**Given request:**
Only lines with the string "blue" matter here; gather them from the material below.

**Available records:**

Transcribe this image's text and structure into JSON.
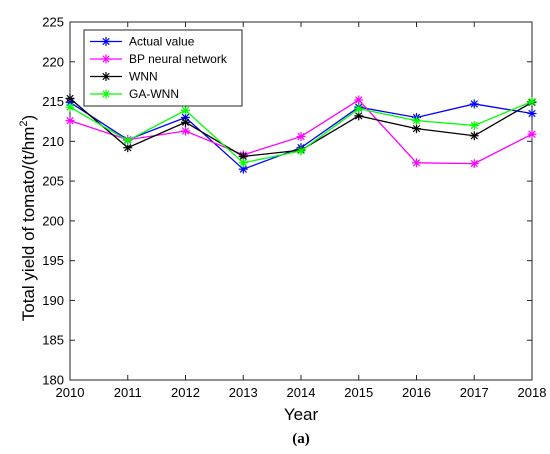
{
  "chart_data": {
    "type": "line",
    "xlabel": "Year",
    "ylabel": "Total yield of tomato/(t/hm",
    "ylabel_sup": "2",
    "ylabel_close": ")",
    "caption_open": "(",
    "caption_bold": "a",
    "caption_close": ")",
    "x": [
      2010,
      2011,
      2012,
      2013,
      2014,
      2015,
      2016,
      2017,
      2018
    ],
    "xlim": [
      2010,
      2018
    ],
    "ylim": [
      180,
      225
    ],
    "yticks": [
      180,
      185,
      190,
      195,
      200,
      205,
      210,
      215,
      220,
      225
    ],
    "grid": false,
    "legend_position": "top-left",
    "series": [
      {
        "name": "Actual value",
        "color": "#0000ff",
        "values": [
          214.9,
          210.2,
          213.0,
          206.5,
          209.2,
          214.3,
          213.0,
          214.7,
          213.5
        ]
      },
      {
        "name": "BP neural network",
        "color": "#ff00ff",
        "values": [
          212.6,
          210.2,
          211.3,
          208.3,
          210.6,
          215.2,
          207.3,
          207.2,
          210.9
        ]
      },
      {
        "name": "WNN",
        "color": "#000000",
        "values": [
          215.4,
          209.2,
          212.4,
          208.1,
          208.9,
          213.2,
          211.6,
          210.7,
          214.9
        ]
      },
      {
        "name": "GA-WNN",
        "color": "#00ff00",
        "values": [
          214.3,
          210.1,
          213.9,
          207.3,
          208.8,
          214.1,
          212.6,
          212.0,
          215.0
        ]
      }
    ]
  }
}
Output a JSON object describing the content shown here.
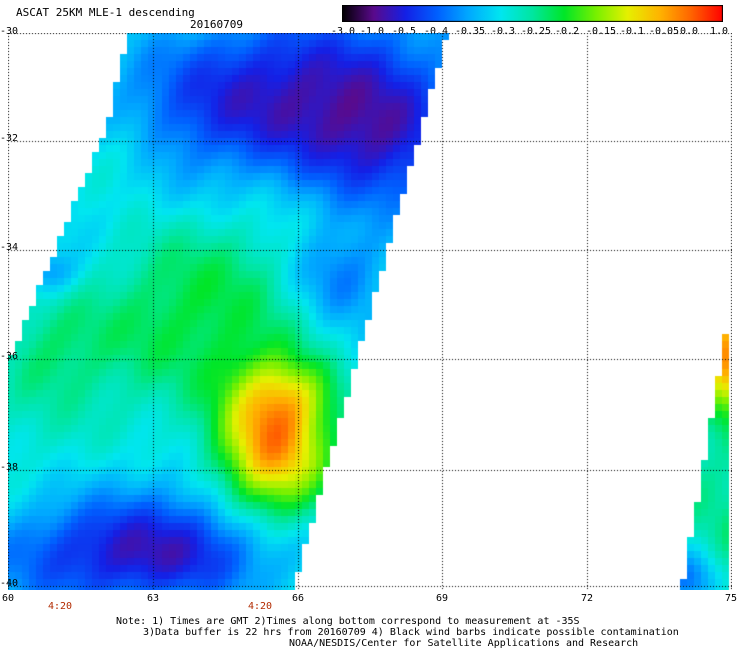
{
  "header": {
    "title": "ASCAT 25KM MLE-1 descending",
    "date": "20160709"
  },
  "colorbar": {
    "labels": [
      "-3.0",
      "-1.0",
      "-0.5",
      "-0.4",
      "-0.35",
      "-0.3",
      "-0.25",
      "-0.2",
      "-0.15",
      "-0.1",
      "-0.05",
      "0.0",
      "1.0"
    ],
    "colors": [
      "#000000",
      "#5a0a8c",
      "#1420e6",
      "#0060ff",
      "#00aaff",
      "#00e6f0",
      "#00e6a0",
      "#00e628",
      "#78f000",
      "#e6f000",
      "#ffb400",
      "#ff6400",
      "#ff0000"
    ]
  },
  "axes": {
    "lat_labels": [
      "-30",
      "-32",
      "-34",
      "-36",
      "-38",
      "-40"
    ],
    "lon_labels": [
      "60",
      "63",
      "66",
      "69",
      "72",
      "75"
    ],
    "lat_range": [
      -40,
      -30
    ],
    "lon_range": [
      60,
      75
    ]
  },
  "times": [
    "4:20",
    "4:20"
  ],
  "notes": {
    "line1": "Note: 1) Times are GMT 2)Times along bottom correspond to measurement at -35S",
    "line2": "3)Data buffer is 22 hrs from 20160709 4) Black wind barbs indicate possible contamination",
    "line3": "NOAA/NESDIS/Center for Satellite Applications and Research"
  },
  "map_data": {
    "swaths": [
      {
        "name": "main",
        "region": "60E-69E",
        "dominant": "mixed blue/cyan/green with orange maximum near 65E 37-38S"
      },
      {
        "name": "east",
        "region": "74E-75E",
        "dominant": "green/blue with orange near 36S"
      }
    ]
  }
}
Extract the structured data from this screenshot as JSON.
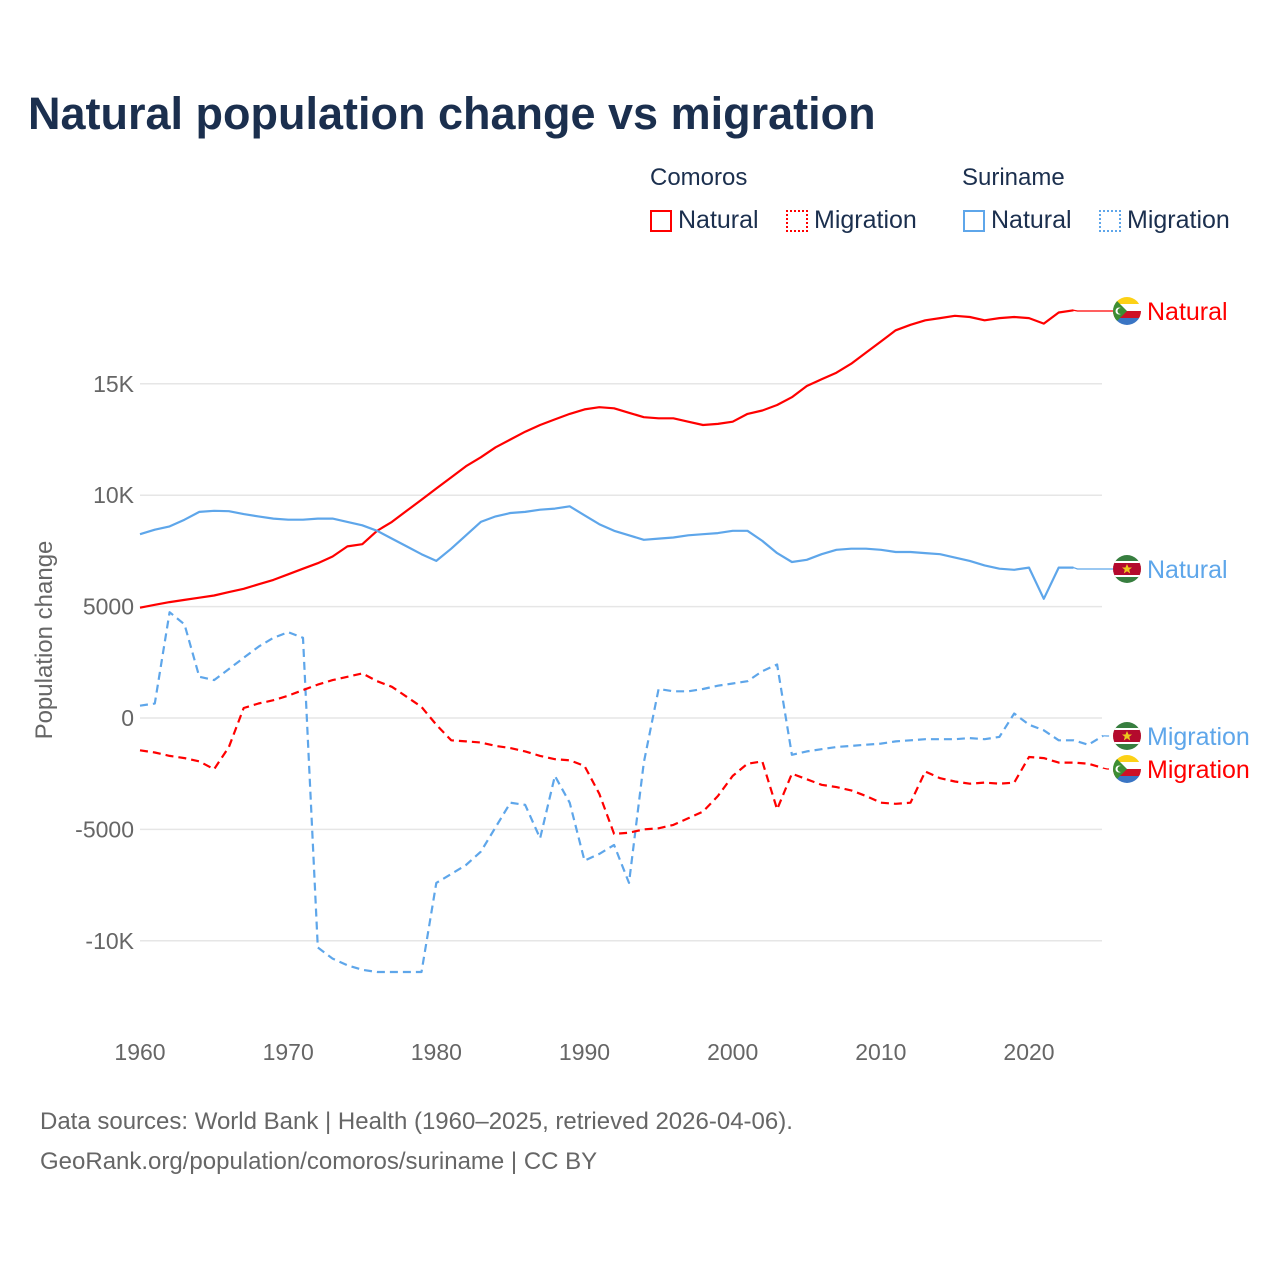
{
  "chart_data": {
    "type": "line",
    "title": "Natural population change vs migration",
    "xlabel": "",
    "ylabel": "Population change",
    "xlim": [
      1960,
      2025
    ],
    "ylim": [
      -12500,
      19000
    ],
    "x_ticks": [
      1960,
      1970,
      1980,
      1990,
      2000,
      2010,
      2020
    ],
    "x_tick_labels": [
      "1960",
      "1970",
      "1980",
      "1990",
      "2000",
      "2010",
      "2020"
    ],
    "y_ticks": [
      -10000,
      -5000,
      0,
      5000,
      10000,
      15000
    ],
    "y_tick_labels": [
      "-10K",
      "-5000",
      "0",
      "5000",
      "10K",
      "15K"
    ],
    "grid": true,
    "legend": {
      "placement": "top-right",
      "groups": [
        {
          "country": "Comoros",
          "items": [
            "Natural",
            "Migration"
          ]
        },
        {
          "country": "Suriname",
          "items": [
            "Natural",
            "Migration"
          ]
        }
      ]
    },
    "series": [
      {
        "name": "Comoros Natural",
        "country": "Comoros",
        "kind": "Natural",
        "label": "Natural",
        "color": "#ff0000",
        "dash": "solid",
        "flag": "comoros",
        "start": 1960,
        "values": [
          4950,
          5080,
          5200,
          5300,
          5400,
          5500,
          5650,
          5800,
          6000,
          6200,
          6450,
          6700,
          6950,
          7250,
          7700,
          7800,
          8400,
          8800,
          9300,
          9800,
          10300,
          10800,
          11300,
          11700,
          12150,
          12500,
          12850,
          13150,
          13400,
          13650,
          13850,
          13950,
          13900,
          13700,
          13500,
          13450,
          13450,
          13300,
          13150,
          13200,
          13300,
          13650,
          13800,
          14050,
          14400,
          14900,
          15200,
          15500,
          15900,
          16400,
          16900,
          17400,
          17650,
          17850,
          17950,
          18050,
          18000,
          17850,
          17950,
          18000,
          17950,
          17700,
          18200,
          18300
        ]
      },
      {
        "name": "Suriname Natural",
        "country": "Suriname",
        "kind": "Natural",
        "label": "Natural",
        "color": "#5ea6ea",
        "dash": "solid",
        "flag": "suriname",
        "start": 1960,
        "values": [
          8250,
          8450,
          8600,
          8900,
          9250,
          9300,
          9280,
          9150,
          9050,
          8950,
          8900,
          8900,
          8950,
          8950,
          8800,
          8650,
          8400,
          8050,
          7700,
          7350,
          7050,
          7600,
          8200,
          8800,
          9050,
          9200,
          9250,
          9350,
          9400,
          9500,
          9100,
          8700,
          8400,
          8200,
          8000,
          8050,
          8100,
          8200,
          8250,
          8300,
          8400,
          8400,
          7950,
          7400,
          7000,
          7100,
          7350,
          7550,
          7600,
          7600,
          7550,
          7450,
          7450,
          7400,
          7350,
          7200,
          7050,
          6850,
          6700,
          6650,
          6750,
          5350,
          6750,
          6750
        ]
      },
      {
        "name": "Suriname Migration",
        "country": "Suriname",
        "kind": "Migration",
        "label": "Migration",
        "color": "#5ea6ea",
        "dash": "dashed",
        "flag": "suriname",
        "start": 1960,
        "values": [
          550,
          650,
          4750,
          4200,
          1850,
          1700,
          2200,
          2700,
          3200,
          3600,
          3850,
          3600,
          -10300,
          -10800,
          -11100,
          -11300,
          -11400,
          -11400,
          -11400,
          -11400,
          -7400,
          -7000,
          -6600,
          -6000,
          -4900,
          -3800,
          -3900,
          -5400,
          -2600,
          -3800,
          -6400,
          -6100,
          -5700,
          -7400,
          -2000,
          1300,
          1200,
          1200,
          1300,
          1450,
          1550,
          1650,
          2100,
          2400,
          -1650,
          -1500,
          -1400,
          -1300,
          -1250,
          -1200,
          -1150,
          -1050,
          -1000,
          -950,
          -950,
          -950,
          -900,
          -950,
          -850,
          200,
          -300,
          -550,
          -1000,
          -1000,
          -1200,
          -800
        ]
      },
      {
        "name": "Comoros Migration",
        "country": "Comoros",
        "kind": "Migration",
        "label": "Migration",
        "color": "#ff0000",
        "dash": "dashed",
        "flag": "comoros",
        "start": 1960,
        "values": [
          -1450,
          -1550,
          -1700,
          -1800,
          -1950,
          -2300,
          -1300,
          450,
          650,
          800,
          1000,
          1250,
          1500,
          1700,
          1850,
          2000,
          1650,
          1400,
          950,
          500,
          -300,
          -1000,
          -1050,
          -1100,
          -1250,
          -1350,
          -1500,
          -1700,
          -1850,
          -1900,
          -2150,
          -3400,
          -5200,
          -5150,
          -5000,
          -4950,
          -4800,
          -4500,
          -4200,
          -3500,
          -2600,
          -2050,
          -1950,
          -4100,
          -2500,
          -2750,
          -3000,
          -3100,
          -3250,
          -3500,
          -3800,
          -3850,
          -3800,
          -2400,
          -2700,
          -2850,
          -2950,
          -2900,
          -2950,
          -2900,
          -1750,
          -1800,
          -2000,
          -2000,
          -2050,
          -2250
        ]
      }
    ]
  },
  "footer": {
    "line1": "Data sources: World Bank | Health (1960–2025, retrieved 2026-04-06).",
    "line2": "GeoRank.org/population/comoros/suriname | CC BY"
  }
}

**Finished task:**
        "dominant": "mixed blue/cyan/green with orange maximum near 65E 37-38S"
        "dominant": "green/blue with orange near 36S"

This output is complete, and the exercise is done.